Records contained in a dataset:

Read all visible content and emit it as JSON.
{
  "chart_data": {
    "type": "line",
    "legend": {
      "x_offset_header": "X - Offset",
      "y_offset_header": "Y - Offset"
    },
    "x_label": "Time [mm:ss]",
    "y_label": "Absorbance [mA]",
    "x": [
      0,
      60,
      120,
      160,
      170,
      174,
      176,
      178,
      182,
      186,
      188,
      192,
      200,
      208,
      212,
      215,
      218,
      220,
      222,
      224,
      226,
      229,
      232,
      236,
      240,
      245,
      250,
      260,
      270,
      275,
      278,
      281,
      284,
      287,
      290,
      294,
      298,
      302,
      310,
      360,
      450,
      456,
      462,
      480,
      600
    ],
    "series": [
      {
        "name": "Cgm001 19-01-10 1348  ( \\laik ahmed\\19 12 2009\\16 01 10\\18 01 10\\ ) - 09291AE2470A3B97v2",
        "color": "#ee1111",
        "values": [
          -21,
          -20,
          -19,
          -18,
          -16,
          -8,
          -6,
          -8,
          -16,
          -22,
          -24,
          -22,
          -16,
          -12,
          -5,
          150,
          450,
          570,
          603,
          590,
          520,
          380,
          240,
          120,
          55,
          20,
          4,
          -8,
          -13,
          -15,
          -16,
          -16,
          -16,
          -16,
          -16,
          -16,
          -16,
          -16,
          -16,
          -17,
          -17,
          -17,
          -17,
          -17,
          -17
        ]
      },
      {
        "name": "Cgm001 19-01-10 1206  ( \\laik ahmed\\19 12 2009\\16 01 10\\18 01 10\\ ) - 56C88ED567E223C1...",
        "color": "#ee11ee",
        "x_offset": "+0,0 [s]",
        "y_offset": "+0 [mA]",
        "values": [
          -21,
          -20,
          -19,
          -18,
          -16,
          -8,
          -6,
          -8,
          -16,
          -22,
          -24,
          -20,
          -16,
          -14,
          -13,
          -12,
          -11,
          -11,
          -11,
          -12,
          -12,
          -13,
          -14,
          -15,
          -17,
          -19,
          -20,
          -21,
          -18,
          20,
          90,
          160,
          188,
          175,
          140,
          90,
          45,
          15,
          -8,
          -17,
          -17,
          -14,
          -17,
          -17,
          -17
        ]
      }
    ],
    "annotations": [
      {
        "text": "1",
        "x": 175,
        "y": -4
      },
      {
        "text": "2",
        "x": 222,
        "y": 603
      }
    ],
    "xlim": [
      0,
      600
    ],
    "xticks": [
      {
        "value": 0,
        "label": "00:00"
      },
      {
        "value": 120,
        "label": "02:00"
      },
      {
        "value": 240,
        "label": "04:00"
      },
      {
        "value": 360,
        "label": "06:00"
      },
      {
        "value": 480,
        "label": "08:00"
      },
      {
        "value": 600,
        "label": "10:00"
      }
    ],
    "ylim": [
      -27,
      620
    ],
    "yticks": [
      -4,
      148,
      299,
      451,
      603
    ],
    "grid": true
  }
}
...
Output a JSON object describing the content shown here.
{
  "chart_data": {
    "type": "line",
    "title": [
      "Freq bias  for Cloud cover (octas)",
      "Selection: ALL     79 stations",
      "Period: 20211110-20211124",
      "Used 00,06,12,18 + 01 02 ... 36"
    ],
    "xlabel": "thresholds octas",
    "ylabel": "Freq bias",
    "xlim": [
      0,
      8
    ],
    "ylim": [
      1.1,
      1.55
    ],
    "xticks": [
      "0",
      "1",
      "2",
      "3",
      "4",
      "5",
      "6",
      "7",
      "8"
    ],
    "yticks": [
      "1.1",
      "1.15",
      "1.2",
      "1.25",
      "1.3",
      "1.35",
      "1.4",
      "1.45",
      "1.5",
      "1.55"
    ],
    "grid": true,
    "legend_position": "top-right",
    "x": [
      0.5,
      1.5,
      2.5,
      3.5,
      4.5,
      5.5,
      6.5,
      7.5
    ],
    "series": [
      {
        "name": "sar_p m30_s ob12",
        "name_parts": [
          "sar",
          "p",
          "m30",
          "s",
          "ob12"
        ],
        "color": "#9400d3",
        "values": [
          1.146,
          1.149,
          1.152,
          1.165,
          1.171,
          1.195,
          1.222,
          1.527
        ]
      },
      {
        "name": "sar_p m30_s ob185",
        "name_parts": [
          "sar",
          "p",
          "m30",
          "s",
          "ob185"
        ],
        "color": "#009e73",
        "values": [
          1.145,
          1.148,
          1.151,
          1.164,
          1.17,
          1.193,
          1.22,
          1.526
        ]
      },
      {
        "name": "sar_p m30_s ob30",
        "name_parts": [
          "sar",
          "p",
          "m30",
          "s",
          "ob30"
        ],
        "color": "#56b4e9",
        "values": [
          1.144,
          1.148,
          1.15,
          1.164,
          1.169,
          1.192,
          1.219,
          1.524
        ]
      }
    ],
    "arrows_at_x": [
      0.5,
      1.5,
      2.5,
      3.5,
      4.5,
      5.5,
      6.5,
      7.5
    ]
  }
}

◆ PROBLEM TO SOLVE:
Provide the count, and nothing else, of lines in the data above where the word "octas" occurs.

◆ SOLUTION TO THE PROBLEM:
2